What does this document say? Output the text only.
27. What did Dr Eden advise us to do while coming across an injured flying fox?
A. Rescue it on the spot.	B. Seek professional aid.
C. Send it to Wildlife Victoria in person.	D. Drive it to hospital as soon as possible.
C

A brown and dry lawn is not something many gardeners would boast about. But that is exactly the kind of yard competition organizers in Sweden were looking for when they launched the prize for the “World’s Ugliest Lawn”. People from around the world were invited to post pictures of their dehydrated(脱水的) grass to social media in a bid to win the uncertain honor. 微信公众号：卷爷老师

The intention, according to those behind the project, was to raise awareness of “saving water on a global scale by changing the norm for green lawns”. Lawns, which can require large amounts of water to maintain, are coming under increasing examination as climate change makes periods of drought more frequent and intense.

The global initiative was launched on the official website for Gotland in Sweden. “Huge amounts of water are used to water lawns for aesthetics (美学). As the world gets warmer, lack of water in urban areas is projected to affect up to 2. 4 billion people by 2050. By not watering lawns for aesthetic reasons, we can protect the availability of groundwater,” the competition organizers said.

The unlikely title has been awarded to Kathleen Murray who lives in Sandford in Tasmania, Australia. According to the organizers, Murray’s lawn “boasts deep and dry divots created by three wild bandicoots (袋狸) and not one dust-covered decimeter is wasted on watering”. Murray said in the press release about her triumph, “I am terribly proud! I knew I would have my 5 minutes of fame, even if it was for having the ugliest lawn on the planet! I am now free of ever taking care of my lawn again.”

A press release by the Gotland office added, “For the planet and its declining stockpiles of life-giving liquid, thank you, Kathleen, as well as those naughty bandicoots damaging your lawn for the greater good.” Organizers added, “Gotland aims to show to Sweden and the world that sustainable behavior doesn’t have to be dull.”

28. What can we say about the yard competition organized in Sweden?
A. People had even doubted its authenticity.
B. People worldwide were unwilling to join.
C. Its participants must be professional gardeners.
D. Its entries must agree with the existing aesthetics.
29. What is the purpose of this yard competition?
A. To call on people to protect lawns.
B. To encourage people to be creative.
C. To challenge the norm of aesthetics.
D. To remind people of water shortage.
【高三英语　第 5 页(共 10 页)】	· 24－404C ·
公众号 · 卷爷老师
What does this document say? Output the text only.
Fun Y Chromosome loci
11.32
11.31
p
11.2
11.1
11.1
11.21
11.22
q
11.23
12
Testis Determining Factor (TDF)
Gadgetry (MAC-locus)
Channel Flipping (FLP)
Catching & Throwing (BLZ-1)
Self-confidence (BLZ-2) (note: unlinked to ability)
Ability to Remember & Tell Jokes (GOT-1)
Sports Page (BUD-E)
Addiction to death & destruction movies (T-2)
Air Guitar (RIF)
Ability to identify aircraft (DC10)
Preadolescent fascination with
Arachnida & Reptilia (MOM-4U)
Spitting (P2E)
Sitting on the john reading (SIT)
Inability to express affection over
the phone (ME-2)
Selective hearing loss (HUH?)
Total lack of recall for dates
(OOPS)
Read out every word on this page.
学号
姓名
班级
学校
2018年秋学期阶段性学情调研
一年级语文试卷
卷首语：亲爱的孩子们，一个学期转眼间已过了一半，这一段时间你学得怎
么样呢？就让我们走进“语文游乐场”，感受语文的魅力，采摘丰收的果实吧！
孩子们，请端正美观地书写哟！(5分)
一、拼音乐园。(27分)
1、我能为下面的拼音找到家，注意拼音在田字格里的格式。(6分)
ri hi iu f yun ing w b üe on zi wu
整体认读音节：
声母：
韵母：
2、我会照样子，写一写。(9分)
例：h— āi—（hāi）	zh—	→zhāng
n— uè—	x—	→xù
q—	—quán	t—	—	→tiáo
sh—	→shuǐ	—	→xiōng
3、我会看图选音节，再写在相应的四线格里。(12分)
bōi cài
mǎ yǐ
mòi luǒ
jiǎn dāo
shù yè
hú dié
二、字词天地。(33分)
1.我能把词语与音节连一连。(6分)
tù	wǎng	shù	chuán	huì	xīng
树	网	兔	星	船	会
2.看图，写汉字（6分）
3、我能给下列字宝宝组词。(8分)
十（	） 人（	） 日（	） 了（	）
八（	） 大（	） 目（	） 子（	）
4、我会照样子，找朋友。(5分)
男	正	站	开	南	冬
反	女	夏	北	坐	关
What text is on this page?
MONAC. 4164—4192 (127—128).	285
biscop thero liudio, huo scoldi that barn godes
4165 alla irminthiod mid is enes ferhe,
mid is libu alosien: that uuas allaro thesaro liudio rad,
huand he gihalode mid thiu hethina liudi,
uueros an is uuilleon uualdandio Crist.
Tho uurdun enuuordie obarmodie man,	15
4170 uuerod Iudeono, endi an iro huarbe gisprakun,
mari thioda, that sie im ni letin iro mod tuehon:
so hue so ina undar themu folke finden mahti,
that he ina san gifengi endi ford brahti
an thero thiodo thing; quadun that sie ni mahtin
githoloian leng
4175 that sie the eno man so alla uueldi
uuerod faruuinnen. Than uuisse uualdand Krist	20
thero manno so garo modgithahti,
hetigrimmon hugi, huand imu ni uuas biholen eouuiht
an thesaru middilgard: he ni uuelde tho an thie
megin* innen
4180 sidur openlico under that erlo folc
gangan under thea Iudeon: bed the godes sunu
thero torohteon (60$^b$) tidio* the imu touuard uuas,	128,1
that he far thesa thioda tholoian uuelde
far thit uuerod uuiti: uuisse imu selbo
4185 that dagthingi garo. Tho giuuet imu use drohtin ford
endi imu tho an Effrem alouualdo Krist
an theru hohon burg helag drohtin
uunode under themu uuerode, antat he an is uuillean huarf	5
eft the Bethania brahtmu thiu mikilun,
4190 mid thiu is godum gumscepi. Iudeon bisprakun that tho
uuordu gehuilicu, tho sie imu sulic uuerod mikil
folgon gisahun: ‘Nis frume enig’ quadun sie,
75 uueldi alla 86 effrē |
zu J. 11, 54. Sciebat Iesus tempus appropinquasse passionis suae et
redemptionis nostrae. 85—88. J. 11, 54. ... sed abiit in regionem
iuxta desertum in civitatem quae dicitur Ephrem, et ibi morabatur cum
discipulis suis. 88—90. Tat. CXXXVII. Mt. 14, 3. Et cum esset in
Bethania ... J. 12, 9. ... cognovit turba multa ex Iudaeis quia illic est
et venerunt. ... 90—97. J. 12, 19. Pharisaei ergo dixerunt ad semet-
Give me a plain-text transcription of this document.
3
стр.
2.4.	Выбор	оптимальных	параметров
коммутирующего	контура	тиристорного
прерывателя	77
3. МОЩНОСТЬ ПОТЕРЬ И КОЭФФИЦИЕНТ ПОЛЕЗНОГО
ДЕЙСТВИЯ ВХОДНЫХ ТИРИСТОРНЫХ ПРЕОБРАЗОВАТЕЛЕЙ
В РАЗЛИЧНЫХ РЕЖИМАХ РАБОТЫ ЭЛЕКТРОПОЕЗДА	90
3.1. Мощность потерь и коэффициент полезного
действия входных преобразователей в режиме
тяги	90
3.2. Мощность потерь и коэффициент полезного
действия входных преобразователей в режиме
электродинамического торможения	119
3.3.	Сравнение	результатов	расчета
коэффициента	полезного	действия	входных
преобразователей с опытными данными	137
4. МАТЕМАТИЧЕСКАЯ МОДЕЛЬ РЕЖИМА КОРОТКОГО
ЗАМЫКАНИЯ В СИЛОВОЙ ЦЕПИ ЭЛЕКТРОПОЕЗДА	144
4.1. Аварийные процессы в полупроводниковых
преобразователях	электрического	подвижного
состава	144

_EXERCISE INSTRUCTIONS_
Copy out the lines from the line containing "Give me a plain-text" to the end of the listing above, without alteration.

_IN RESPONSE_
Give me a plain-text transcription of this document.
3
стр.
2.4.	Выбор	оптимальных	параметров
коммутирующего	контура	тиристорного
прерывателя	77
3. МОЩНОСТЬ ПОТЕРЬ И КОЭФФИЦИЕНТ ПОЛЕЗНОГО
ДЕЙСТВИЯ ВХОДНЫХ ТИРИСТОРНЫХ ПРЕОБРАЗОВАТЕЛЕЙ
В РАЗЛИЧНЫХ РЕЖИМАХ РАБОТЫ ЭЛЕКТРОПОЕЗДА	90
3.1. Мощность потерь и коэффициент полезного
действия входных преобразователей в режиме
тяги	90
3.2. Мощность потерь и коэффициент полезного
действия входных преобразователей в режиме
электродинамического торможения	119
3.3.	Сравнение	результатов	расчета
коэффициента	полезного	действия	входных
преобразователей с опытными данными	137
4. МАТЕМАТИЧЕСКАЯ МОДЕЛЬ РЕЖИМА КОРОТКОГО
ЗАМЫКАНИЯ В СИЛОВОЙ ЦЕПИ ЭЛЕКТРОПОЕЗДА	144
4.1. Аварийные процессы в полупроводниковых
преобразователях	электрического	подвижного
состава	144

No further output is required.